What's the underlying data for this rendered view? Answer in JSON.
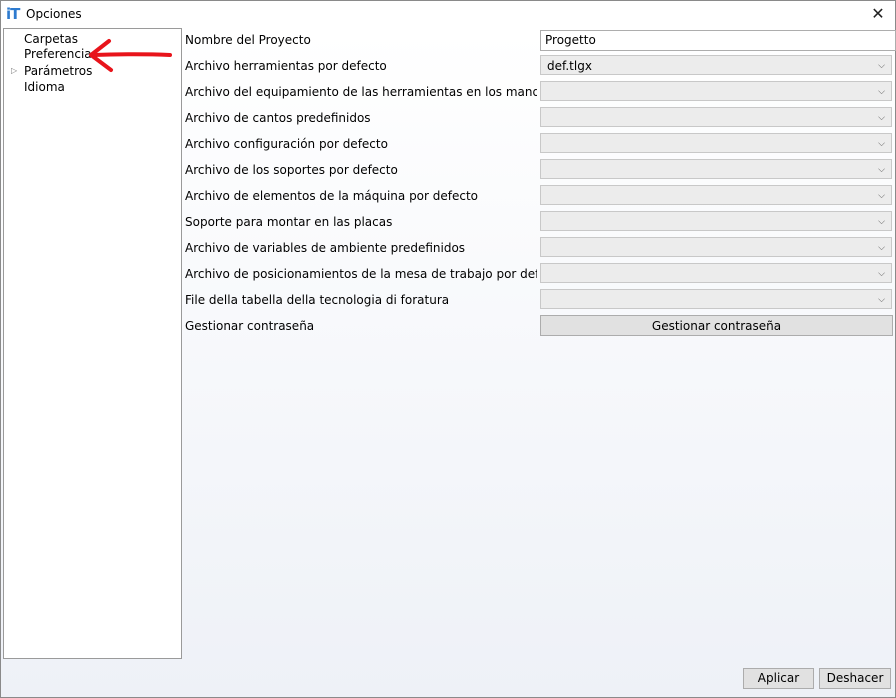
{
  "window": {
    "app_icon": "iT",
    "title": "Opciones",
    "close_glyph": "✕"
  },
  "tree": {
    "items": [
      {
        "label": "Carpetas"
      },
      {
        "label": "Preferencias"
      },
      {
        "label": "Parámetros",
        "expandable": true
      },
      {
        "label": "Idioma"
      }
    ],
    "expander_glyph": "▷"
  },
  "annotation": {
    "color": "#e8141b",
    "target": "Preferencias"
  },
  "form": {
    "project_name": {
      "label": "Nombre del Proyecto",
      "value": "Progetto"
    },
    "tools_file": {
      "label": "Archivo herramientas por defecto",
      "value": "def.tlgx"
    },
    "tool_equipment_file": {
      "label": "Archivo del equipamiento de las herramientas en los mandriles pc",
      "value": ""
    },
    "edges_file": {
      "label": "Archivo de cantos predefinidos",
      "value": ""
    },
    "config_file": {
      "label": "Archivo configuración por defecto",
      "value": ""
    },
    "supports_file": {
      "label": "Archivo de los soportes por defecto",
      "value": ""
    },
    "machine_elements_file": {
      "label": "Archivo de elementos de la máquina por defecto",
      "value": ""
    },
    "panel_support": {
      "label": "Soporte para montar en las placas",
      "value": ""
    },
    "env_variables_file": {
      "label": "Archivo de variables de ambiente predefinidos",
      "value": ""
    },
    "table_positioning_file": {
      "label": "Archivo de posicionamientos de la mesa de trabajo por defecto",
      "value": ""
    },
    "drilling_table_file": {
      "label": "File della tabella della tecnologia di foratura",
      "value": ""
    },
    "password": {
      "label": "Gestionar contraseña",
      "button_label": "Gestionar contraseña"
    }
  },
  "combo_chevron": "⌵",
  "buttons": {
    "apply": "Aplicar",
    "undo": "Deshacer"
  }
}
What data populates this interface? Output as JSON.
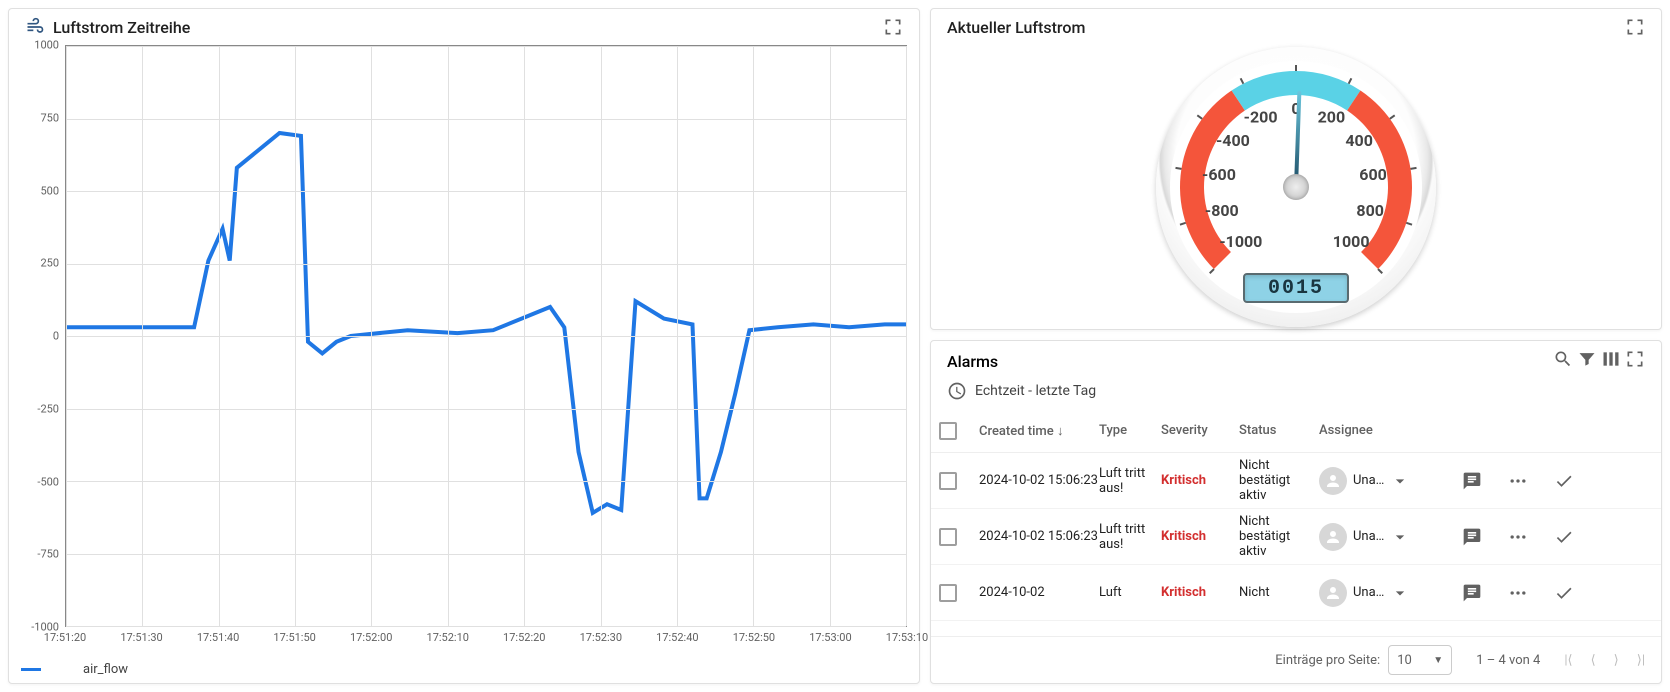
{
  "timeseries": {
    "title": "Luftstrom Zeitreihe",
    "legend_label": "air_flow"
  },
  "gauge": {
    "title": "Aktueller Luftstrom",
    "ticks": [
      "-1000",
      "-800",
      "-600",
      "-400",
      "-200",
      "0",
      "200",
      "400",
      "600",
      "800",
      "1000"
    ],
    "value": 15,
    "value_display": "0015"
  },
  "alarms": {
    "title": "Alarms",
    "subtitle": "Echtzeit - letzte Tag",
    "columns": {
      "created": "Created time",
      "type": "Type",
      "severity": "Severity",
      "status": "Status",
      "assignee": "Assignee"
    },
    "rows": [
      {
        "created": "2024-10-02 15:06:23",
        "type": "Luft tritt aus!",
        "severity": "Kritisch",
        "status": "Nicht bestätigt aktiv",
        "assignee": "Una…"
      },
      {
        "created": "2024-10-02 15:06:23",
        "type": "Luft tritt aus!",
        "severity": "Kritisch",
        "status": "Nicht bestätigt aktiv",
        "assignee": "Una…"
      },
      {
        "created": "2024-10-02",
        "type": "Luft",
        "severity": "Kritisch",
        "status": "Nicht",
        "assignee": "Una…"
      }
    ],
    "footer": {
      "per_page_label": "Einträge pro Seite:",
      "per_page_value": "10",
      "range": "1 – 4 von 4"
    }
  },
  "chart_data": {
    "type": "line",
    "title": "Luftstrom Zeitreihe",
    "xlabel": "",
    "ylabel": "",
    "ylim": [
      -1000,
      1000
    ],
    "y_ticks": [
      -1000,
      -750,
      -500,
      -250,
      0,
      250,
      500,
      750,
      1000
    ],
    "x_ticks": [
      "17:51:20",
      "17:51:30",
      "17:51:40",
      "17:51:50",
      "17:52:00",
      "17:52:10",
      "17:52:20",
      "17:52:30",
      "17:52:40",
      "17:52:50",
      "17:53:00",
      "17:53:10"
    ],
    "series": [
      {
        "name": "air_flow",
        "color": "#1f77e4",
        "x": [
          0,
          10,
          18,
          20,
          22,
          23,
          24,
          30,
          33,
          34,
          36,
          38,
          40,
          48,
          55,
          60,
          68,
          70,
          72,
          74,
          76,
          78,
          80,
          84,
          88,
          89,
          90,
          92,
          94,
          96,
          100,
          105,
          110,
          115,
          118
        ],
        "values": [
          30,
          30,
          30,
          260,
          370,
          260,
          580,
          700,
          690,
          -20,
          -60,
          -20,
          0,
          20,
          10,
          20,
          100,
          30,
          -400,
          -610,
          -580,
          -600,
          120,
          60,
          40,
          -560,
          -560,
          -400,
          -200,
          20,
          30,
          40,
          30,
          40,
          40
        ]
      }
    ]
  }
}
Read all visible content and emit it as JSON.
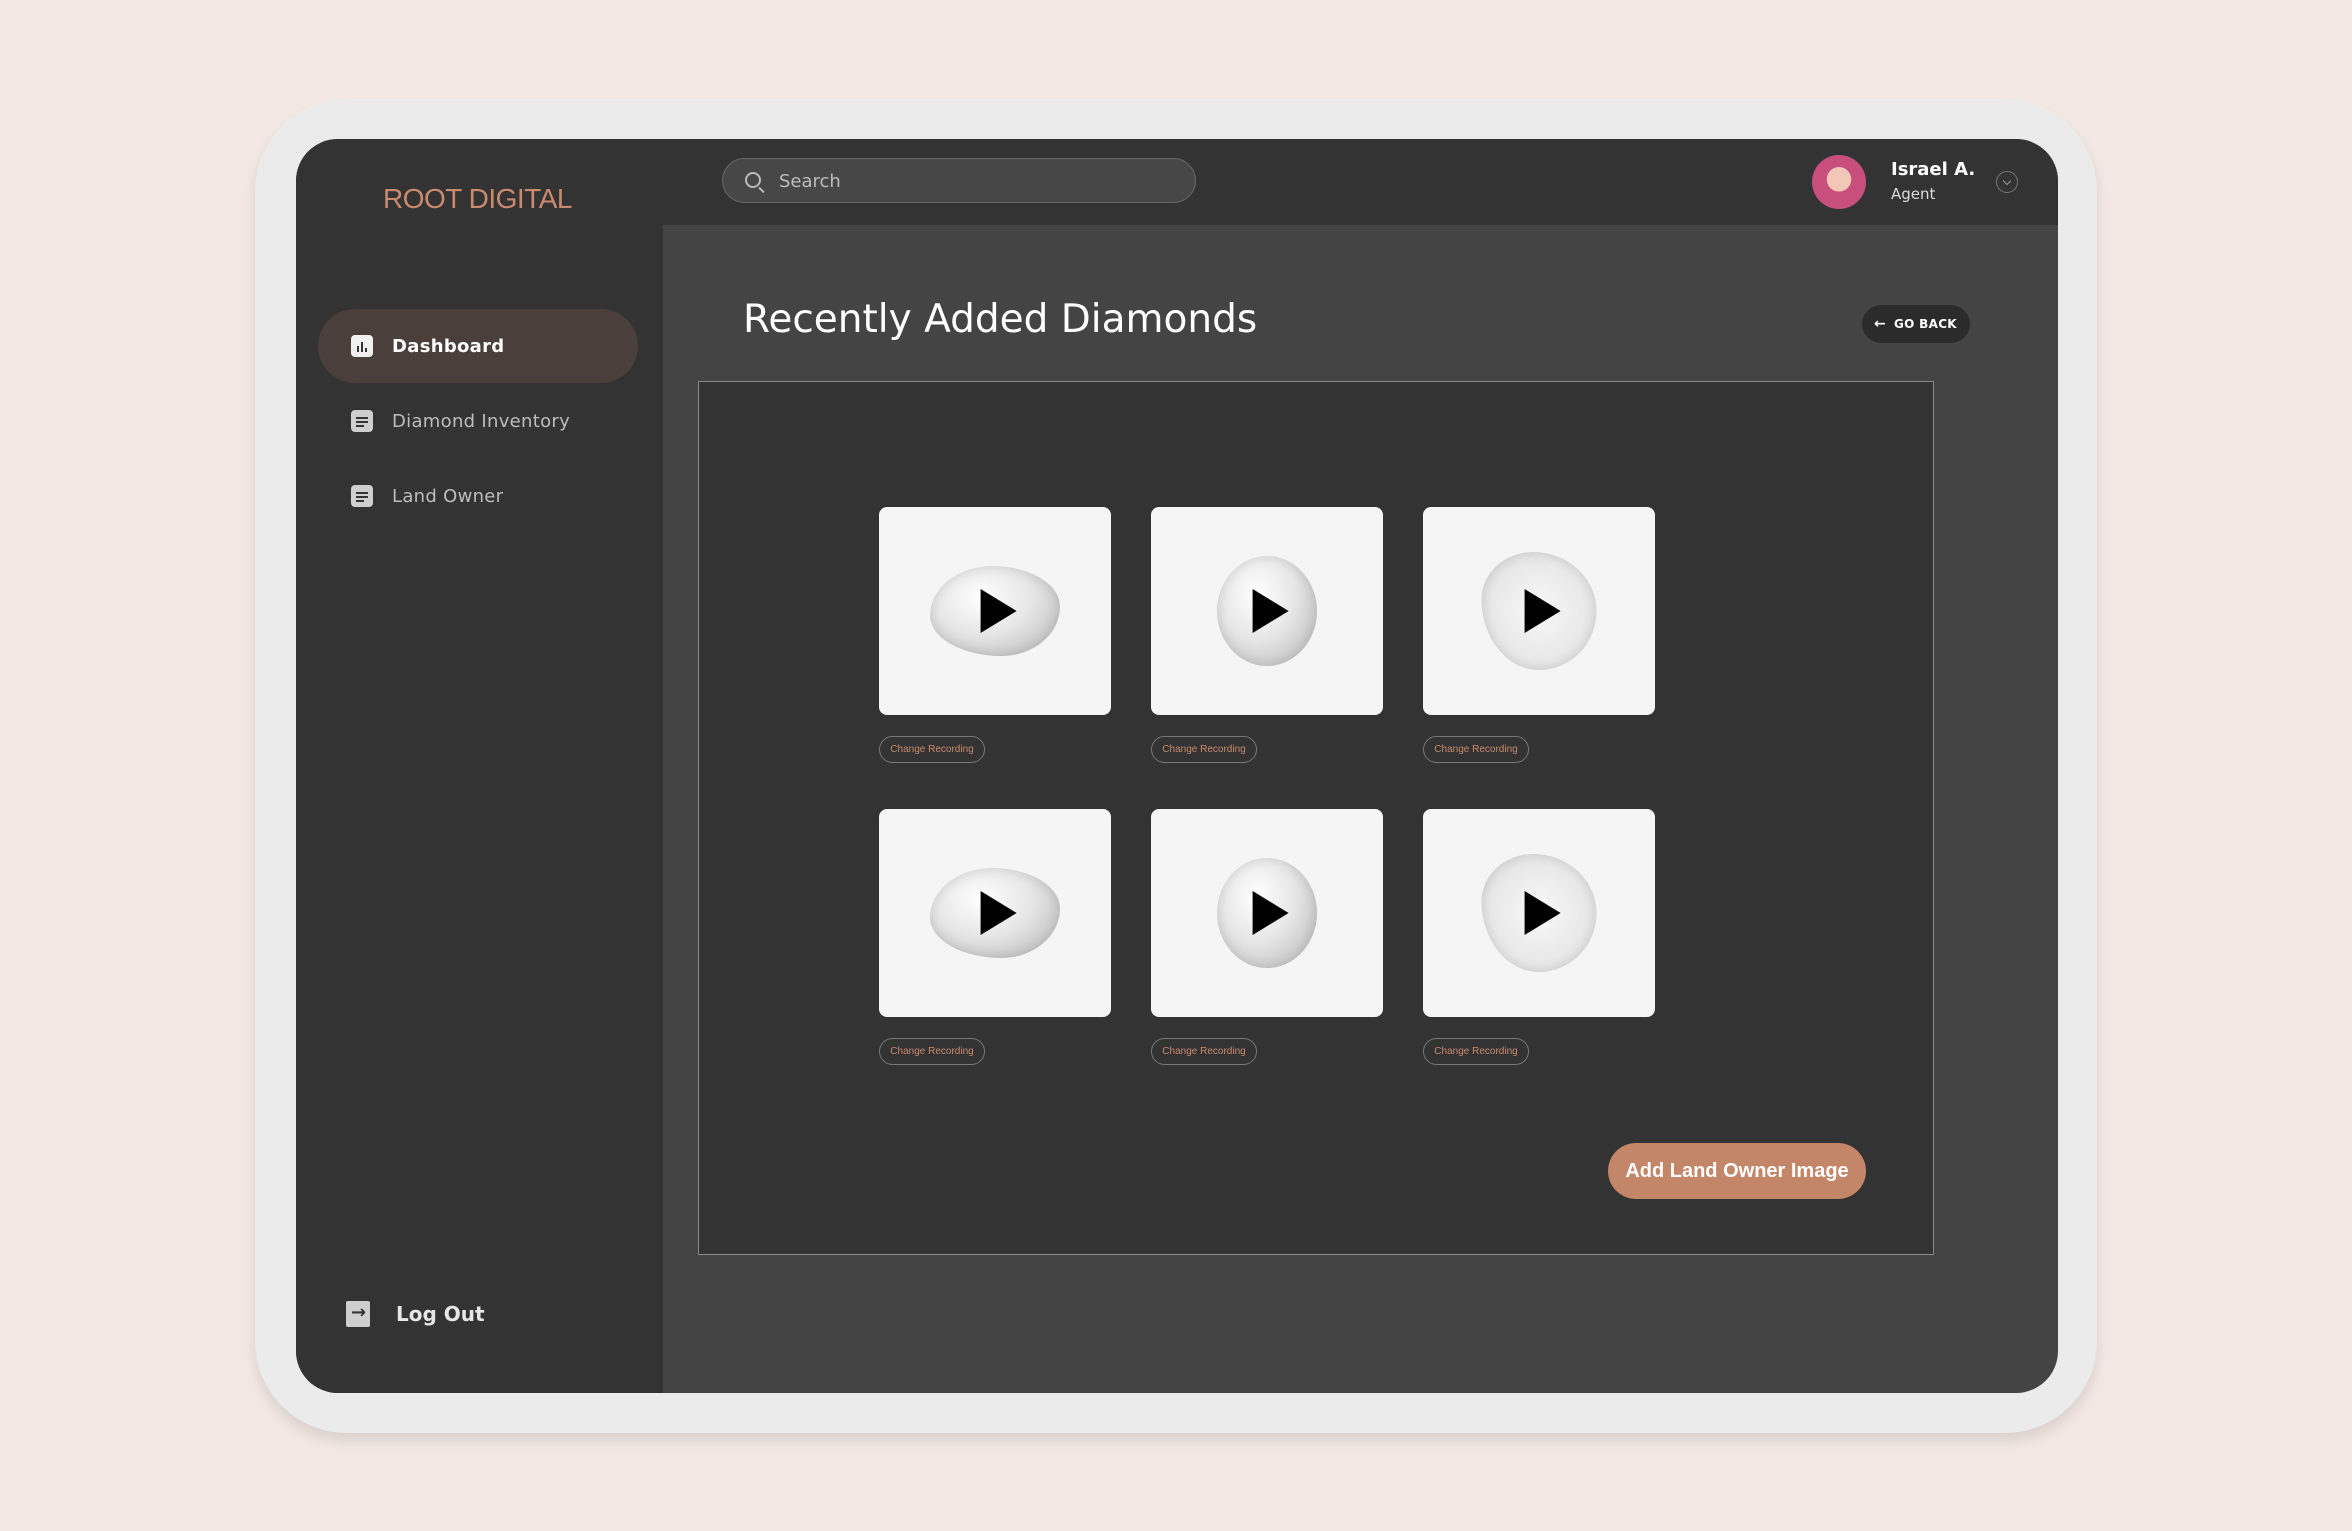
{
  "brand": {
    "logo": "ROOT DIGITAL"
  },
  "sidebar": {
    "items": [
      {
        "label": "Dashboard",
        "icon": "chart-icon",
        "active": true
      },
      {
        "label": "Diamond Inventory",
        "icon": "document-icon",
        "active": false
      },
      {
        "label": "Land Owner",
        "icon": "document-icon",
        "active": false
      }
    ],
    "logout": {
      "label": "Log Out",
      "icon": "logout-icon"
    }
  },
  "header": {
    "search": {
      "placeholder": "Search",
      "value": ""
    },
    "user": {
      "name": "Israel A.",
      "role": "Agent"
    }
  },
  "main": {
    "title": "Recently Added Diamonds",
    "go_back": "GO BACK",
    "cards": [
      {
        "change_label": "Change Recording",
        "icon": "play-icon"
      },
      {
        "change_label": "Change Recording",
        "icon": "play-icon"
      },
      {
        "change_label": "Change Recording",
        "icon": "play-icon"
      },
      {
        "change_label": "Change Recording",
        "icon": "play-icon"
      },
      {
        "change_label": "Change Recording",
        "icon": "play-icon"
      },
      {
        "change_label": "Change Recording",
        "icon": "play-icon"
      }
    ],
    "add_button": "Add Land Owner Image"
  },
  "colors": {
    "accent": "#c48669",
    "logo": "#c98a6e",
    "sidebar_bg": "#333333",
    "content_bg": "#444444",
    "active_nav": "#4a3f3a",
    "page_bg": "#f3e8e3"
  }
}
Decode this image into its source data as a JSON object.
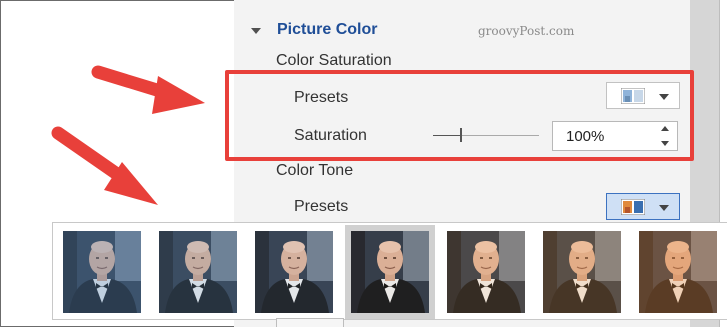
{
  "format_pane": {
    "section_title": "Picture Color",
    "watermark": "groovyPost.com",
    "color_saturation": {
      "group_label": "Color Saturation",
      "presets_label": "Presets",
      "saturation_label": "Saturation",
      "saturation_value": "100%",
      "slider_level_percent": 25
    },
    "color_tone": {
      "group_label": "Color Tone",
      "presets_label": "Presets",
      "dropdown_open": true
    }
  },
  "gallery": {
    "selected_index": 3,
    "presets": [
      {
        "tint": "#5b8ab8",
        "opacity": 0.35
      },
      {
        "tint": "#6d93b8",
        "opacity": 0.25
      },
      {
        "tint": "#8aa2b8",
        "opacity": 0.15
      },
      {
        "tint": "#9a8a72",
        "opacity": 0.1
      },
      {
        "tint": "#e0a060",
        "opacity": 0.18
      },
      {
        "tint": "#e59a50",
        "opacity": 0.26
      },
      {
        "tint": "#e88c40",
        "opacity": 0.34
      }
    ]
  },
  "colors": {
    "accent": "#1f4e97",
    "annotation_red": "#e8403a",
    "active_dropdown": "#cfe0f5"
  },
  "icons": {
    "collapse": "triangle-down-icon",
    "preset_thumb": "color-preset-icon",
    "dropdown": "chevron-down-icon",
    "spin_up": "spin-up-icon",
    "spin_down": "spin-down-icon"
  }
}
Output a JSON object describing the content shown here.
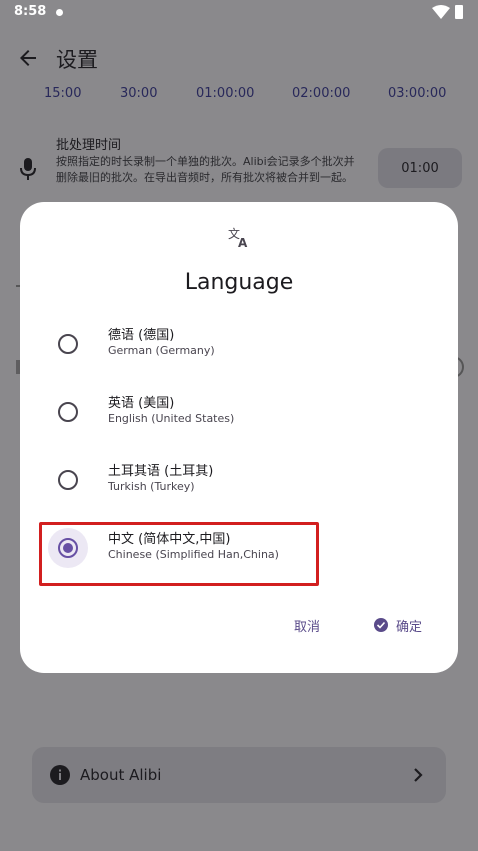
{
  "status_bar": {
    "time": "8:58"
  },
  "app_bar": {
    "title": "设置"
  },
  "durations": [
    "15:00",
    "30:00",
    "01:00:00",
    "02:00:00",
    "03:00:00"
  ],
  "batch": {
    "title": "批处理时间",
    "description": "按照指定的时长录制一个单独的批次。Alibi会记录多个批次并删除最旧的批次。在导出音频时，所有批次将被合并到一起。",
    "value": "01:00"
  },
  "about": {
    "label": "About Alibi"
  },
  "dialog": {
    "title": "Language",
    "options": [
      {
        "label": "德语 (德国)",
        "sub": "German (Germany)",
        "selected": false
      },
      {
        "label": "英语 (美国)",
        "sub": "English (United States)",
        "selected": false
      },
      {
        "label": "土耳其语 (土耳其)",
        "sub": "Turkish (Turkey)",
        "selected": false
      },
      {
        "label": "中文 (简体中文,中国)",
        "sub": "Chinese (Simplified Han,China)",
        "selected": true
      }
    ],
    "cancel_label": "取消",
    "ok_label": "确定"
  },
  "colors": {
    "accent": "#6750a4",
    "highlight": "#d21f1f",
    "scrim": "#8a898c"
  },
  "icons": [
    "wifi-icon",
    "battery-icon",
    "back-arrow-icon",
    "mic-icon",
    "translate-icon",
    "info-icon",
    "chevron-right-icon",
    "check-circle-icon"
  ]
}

• **STATED GOAL**: In the records above, how many lines include "type"? Give that number and nothing more.

• **SOLUTION TO THIS TASK**: 5